**Work instructions:**
Quote every line of the items below verbatim, leaving nothing out and changing nothing.

**Data rows:**
---*---

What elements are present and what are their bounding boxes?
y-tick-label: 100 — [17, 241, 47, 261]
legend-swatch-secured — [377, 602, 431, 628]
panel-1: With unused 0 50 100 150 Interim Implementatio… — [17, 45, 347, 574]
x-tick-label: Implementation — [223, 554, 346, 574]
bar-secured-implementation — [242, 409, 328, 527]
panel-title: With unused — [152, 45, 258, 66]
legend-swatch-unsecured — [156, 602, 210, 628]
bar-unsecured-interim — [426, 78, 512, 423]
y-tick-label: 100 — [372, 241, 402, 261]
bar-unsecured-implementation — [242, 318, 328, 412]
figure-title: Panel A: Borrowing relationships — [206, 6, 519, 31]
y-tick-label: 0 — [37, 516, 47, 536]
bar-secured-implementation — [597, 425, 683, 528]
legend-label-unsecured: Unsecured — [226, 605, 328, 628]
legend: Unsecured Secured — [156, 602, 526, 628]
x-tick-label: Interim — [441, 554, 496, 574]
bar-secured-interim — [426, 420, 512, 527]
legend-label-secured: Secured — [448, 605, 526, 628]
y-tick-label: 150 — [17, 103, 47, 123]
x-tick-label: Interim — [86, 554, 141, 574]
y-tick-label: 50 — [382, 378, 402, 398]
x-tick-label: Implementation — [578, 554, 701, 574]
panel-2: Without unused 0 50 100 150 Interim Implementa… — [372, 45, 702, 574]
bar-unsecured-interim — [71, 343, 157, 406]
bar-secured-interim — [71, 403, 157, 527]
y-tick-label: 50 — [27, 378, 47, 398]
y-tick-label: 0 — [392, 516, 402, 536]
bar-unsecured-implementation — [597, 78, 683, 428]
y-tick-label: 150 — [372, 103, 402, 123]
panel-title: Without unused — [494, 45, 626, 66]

---*---

**Output below:**
What elements are present and what are their bounding boxes?
y-tick-label: 100 — [17, 241, 47, 261]
legend-swatch-secured — [377, 602, 431, 628]
panel-1: With unused 0 50 100 150 Interim Implementatio… — [17, 45, 347, 574]
x-tick-label: Implementation — [223, 554, 346, 574]
bar-secured-implementation — [242, 409, 328, 527]
panel-title: With unused — [152, 45, 258, 66]
legend-swatch-unsecured — [156, 602, 210, 628]
bar-unsecured-interim — [426, 78, 512, 423]
y-tick-label: 100 — [372, 241, 402, 261]
bar-unsecured-implementation — [242, 318, 328, 412]
figure-title: Panel A: Borrowing relationships — [206, 6, 519, 31]
y-tick-label: 0 — [37, 516, 47, 536]
bar-secured-implementation — [597, 425, 683, 528]
legend-label-unsecured: Unsecured — [226, 605, 328, 628]
legend: Unsecured Secured — [156, 602, 526, 628]
x-tick-label: Interim — [441, 554, 496, 574]
bar-secured-interim — [426, 420, 512, 527]
legend-label-secured: Secured — [448, 605, 526, 628]
y-tick-label: 150 — [17, 103, 47, 123]
x-tick-label: Interim — [86, 554, 141, 574]
y-tick-label: 50 — [382, 378, 402, 398]
x-tick-label: Implementation — [578, 554, 701, 574]
panel-2: Without unused 0 50 100 150 Interim Implementa… — [372, 45, 702, 574]
bar-unsecured-interim — [71, 343, 157, 406]
bar-secured-interim — [71, 403, 157, 527]
y-tick-label: 50 — [27, 378, 47, 398]
y-tick-label: 0 — [392, 516, 402, 536]
bar-unsecured-implementation — [597, 78, 683, 428]
y-tick-label: 150 — [372, 103, 402, 123]
panel-title: Without unused — [494, 45, 626, 66]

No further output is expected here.